GIVEN ENTRIES:
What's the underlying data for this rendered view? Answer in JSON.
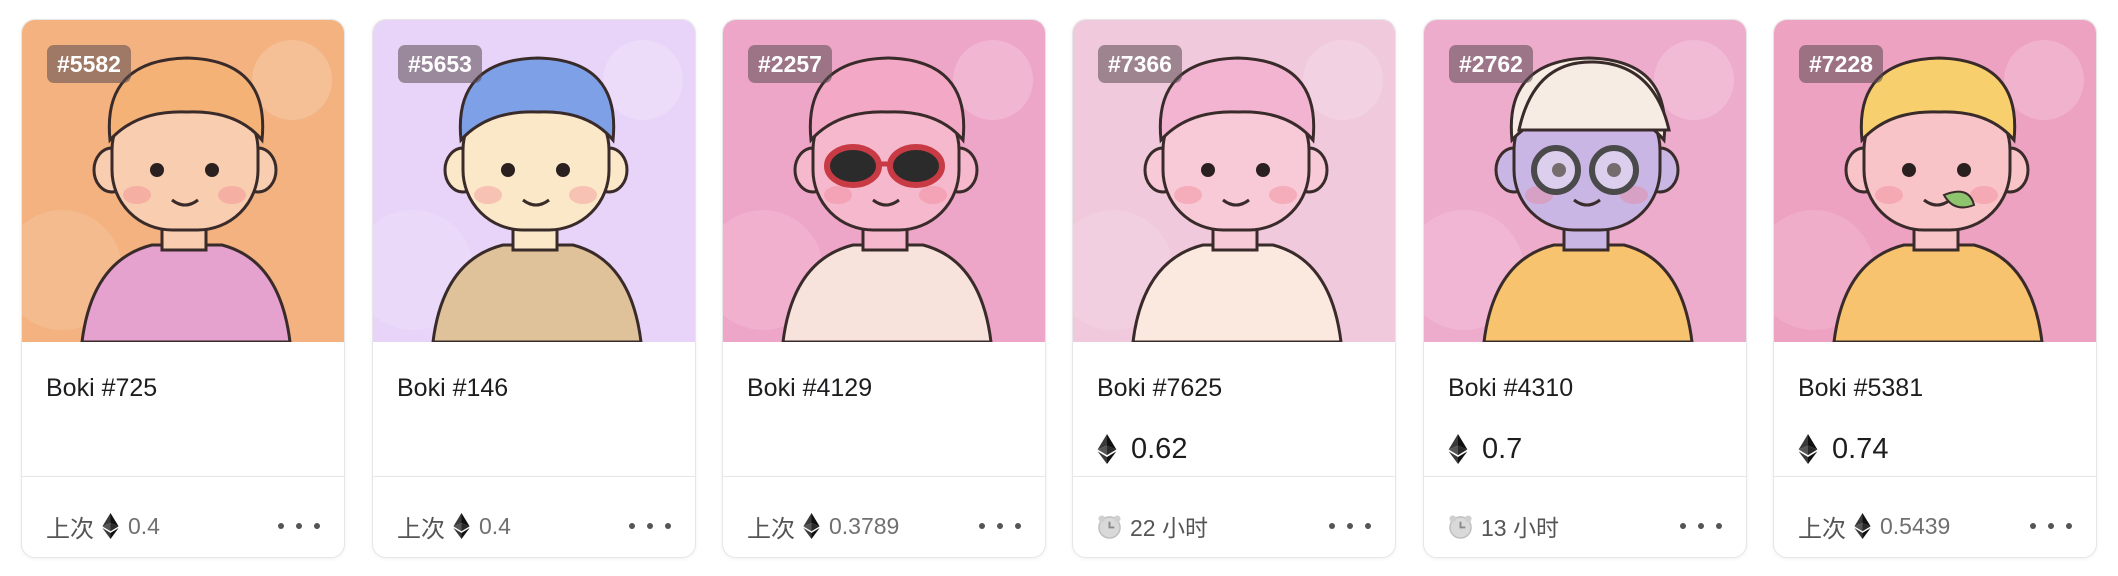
{
  "cards": [
    {
      "badge": "#5582",
      "name": "Boki #725",
      "price": "",
      "footer_label": "上次",
      "footer_value": "0.4",
      "footer_type": "last",
      "bg": "#f3b27f",
      "hair": "#f5b277",
      "skin": "#f8cdb0",
      "shirt": "#e6a2cf",
      "accessory": "none"
    },
    {
      "badge": "#5653",
      "name": "Boki #146",
      "price": "",
      "footer_label": "上次",
      "footer_value": "0.4",
      "footer_type": "last",
      "bg": "#e8d4f8",
      "hair": "#7ea0e6",
      "skin": "#fbe8c8",
      "shirt": "#dfc29a",
      "accessory": "none"
    },
    {
      "badge": "#2257",
      "name": "Boki #4129",
      "price": "",
      "footer_label": "上次",
      "footer_value": "0.3789",
      "footer_type": "last",
      "bg": "#eea6c8",
      "hair": "#f3a8c6",
      "skin": "#f6b8cc",
      "shirt": "#f7e3dc",
      "accessory": "sunglasses"
    },
    {
      "badge": "#7366",
      "name": "Boki #7625",
      "price": "0.62",
      "footer_label": "",
      "footer_value": "22 小时",
      "footer_type": "time",
      "bg": "#f0c9dc",
      "hair": "#f3b4d2",
      "skin": "#f8c9d6",
      "shirt": "#fbe9e0",
      "accessory": "none"
    },
    {
      "badge": "#2762",
      "name": "Boki #4310",
      "price": "0.7",
      "footer_label": "",
      "footer_value": "13 小时",
      "footer_type": "time",
      "bg": "#eeaccd",
      "hair": "#f7ece4",
      "skin": "#c9b6e4",
      "shirt": "#f7c36f",
      "accessory": "cap-glasses"
    },
    {
      "badge": "#7228",
      "name": "Boki #5381",
      "price": "0.74",
      "footer_label": "上次",
      "footer_value": "0.5439",
      "footer_type": "last",
      "bg": "#eea2c2",
      "hair": "#f7cf6d",
      "skin": "#f8c4c8",
      "shirt": "#f7c36f",
      "accessory": "leaf"
    }
  ]
}
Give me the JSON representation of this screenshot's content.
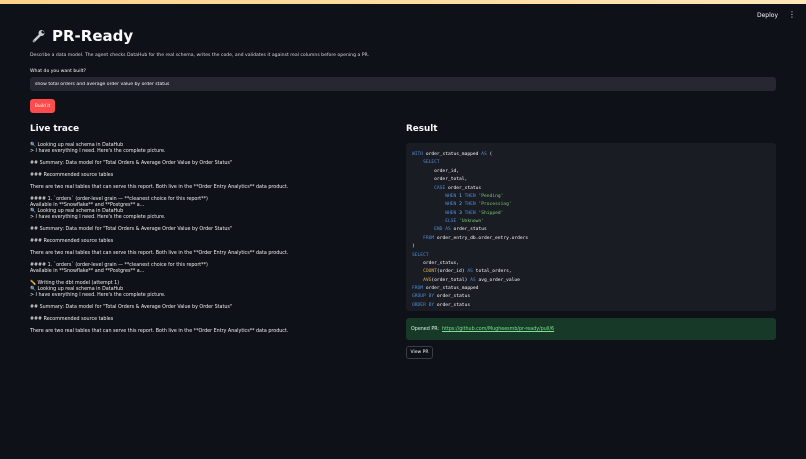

PROBLEM DESCRIPTION:
Using the entries above, tally how many lines have the word "badge" in them; write the number and nothing more.

REPLY:
6